Extracted records
====
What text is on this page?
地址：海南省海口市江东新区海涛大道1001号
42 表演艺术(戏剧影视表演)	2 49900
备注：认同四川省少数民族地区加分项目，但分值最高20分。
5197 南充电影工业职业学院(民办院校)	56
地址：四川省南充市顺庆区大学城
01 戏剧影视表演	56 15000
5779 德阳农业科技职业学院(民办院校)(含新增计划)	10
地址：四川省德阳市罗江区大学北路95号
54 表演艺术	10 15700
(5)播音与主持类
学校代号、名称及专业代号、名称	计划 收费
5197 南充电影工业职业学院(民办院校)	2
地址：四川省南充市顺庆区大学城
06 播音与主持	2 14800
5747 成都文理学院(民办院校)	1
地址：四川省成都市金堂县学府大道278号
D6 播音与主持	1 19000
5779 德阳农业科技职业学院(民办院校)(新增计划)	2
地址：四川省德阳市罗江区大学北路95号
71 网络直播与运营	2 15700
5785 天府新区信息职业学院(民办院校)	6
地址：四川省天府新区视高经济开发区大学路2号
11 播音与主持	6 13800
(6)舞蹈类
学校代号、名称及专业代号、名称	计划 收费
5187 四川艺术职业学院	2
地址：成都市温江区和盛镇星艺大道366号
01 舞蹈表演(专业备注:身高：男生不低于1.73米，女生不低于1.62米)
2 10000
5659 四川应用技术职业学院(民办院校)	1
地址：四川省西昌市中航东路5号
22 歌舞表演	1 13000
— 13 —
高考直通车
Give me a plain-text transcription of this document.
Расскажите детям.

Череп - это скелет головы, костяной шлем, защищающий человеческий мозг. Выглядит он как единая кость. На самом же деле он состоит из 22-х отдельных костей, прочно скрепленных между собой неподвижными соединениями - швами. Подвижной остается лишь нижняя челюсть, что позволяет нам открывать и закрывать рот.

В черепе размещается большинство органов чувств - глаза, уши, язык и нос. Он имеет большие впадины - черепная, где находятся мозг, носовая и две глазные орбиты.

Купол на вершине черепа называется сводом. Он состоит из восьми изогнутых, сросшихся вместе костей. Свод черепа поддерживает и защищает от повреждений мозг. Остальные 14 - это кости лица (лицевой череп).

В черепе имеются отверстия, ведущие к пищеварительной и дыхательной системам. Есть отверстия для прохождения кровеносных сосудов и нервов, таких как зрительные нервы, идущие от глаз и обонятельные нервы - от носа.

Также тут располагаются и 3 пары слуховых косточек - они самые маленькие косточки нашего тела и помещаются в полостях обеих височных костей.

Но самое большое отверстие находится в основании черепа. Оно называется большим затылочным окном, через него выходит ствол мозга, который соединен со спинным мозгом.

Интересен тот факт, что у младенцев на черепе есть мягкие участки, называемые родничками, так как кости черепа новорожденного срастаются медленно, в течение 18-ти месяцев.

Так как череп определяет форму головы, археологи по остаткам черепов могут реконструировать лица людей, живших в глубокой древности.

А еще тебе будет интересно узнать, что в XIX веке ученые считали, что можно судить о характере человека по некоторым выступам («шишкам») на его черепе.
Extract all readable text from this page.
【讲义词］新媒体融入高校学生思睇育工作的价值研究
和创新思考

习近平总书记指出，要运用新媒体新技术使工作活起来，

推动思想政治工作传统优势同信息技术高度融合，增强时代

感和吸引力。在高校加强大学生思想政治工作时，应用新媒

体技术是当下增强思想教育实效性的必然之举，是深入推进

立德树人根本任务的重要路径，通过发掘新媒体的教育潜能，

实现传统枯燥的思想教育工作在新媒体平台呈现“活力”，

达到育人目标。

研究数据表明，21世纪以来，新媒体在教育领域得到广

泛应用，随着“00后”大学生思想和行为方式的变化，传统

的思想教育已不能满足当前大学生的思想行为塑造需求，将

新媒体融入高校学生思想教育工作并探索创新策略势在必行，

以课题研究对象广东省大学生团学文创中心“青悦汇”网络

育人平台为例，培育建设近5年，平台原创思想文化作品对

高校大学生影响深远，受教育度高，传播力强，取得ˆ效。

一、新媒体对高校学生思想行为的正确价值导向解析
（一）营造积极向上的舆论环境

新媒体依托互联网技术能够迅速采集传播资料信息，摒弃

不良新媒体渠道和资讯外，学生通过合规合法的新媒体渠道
====
Without leaving anything out, quote all the data.

What text is on this page?
地址：海南省海口市江东新区海涛大道1001号
42 表演艺术(戏剧影视表演)	2 49900
备注：认同四川省少数民族地区加分项目，但分值最高20分。
5197 南充电影工业职业学院(民办院校)	56
地址：四川省南充市顺庆区大学城
01 戏剧影视表演	56 15000
5779 德阳农业科技职业学院(民办院校)(含新增计划)	10
地址：四川省德阳市罗江区大学北路95号
54 表演艺术	10 15700
(5)播音与主持类
学校代号、名称及专业代号、名称	计划 收费
5197 南充电影工业职业学院(民办院校)	2
地址：四川省南充市顺庆区大学城
06 播音与主持	2 14800
5747 成都文理学院(民办院校)	1
地址：四川省成都市金堂县学府大道278号
D6 播音与主持	1 19000
5779 德阳农业科技职业学院(民办院校)(新增计划)	2
地址：四川省德阳市罗江区大学北路95号
71 网络直播与运营	2 15700
5785 天府新区信息职业学院(民办院校)	6
地址：四川省天府新区视高经济开发区大学路2号
11 播音与主持	6 13800
(6)舞蹈类
学校代号、名称及专业代号、名称	计划 收费
5187 四川艺术职业学院	2
地址：成都市温江区和盛镇星艺大道366号
01 舞蹈表演(专业备注:身高：男生不低于1.73米，女生不低于1.62米)
2 10000
5659 四川应用技术职业学院(民办院校)	1
地址：四川省西昌市中航东路5号
22 歌舞表演	1 13000
— 13 —
高考直通车
Give me a plain-text transcription of this document.
Расскажите детям.

Череп - это скелет головы, костяной шлем, защищающий человеческий мозг. Выглядит он как единая кость. На самом же деле он состоит из 22-х отдельных костей, прочно скрепленных между собой неподвижными соединениями - швами. Подвижной остается лишь нижняя челюсть, что позволяет нам открывать и закрывать рот.

В черепе размещается большинство органов чувств - глаза, уши, язык и нос. Он имеет большие впадины - черепная, где находятся мозг, носовая и две глазные орбиты.

Купол на вершине черепа называется сводом. Он состоит из восьми изогнутых, сросшихся вместе костей. Свод черепа поддерживает и защищает от повреждений мозг. Остальные 14 - это кости лица (лицевой череп).

В черепе имеются отверстия, ведущие к пищеварительной и дыхательной системам. Есть отверстия для прохождения кровеносных сосудов и нервов, таких как зрительные нервы, идущие от глаз и обонятельные нервы - от носа.

Также тут располагаются и 3 пары слуховых косточек - они самые маленькие косточки нашего тела и помещаются в полостях обеих височных костей.

Но самое большое отверстие находится в основании черепа. Оно называется большим затылочным окном, через него выходит ствол мозга, который соединен со спинным мозгом.

Интересен тот факт, что у младенцев на черепе есть мягкие участки, называемые родничками, так как кости черепа новорожденного срастаются медленно, в течение 18-ти месяцев.

Так как череп определяет форму головы, археологи по остаткам черепов могут реконструировать лица людей, живших в глубокой древности.

А еще тебе будет интересно узнать, что в XIX веке ученые считали, что можно судить о характере человека по некоторым выступам («шишкам») на его черепе.
Extract all readable text from this page.
【讲义词］新媒体融入高校学生思睇育工作的价值研究
和创新思考

习近平总书记指出，要运用新媒体新技术使工作活起来，

推动思想政治工作传统优势同信息技术高度融合，增强时代

感和吸引力。在高校加强大学生思想政治工作时，应用新媒

体技术是当下增强思想教育实效性的必然之举，是深入推进

立德树人根本任务的重要路径，通过发掘新媒体的教育潜能，

实现传统枯燥的思想教育工作在新媒体平台呈现“活力”，

达到育人目标。

研究数据表明，21世纪以来，新媒体在教育领域得到广

泛应用，随着“00后”大学生思想和行为方式的变化，传统

的思想教育已不能满足当前大学生的思想行为塑造需求，将

新媒体融入高校学生思想教育工作并探索创新策略势在必行，

以课题研究对象广东省大学生团学文创中心“青悦汇”网络

育人平台为例，培育建设近5年，平台原创思想文化作品对

高校大学生影响深远，受教育度高，传播力强，取得ˆ效。

一、新媒体对高校学生思想行为的正确价值导向解析
（一）营造积极向上的舆论环境

新媒体依托互联网技术能够迅速采集传播资料信息，摒弃

不良新媒体渠道和资讯外，学生通过合规合法的新媒体渠道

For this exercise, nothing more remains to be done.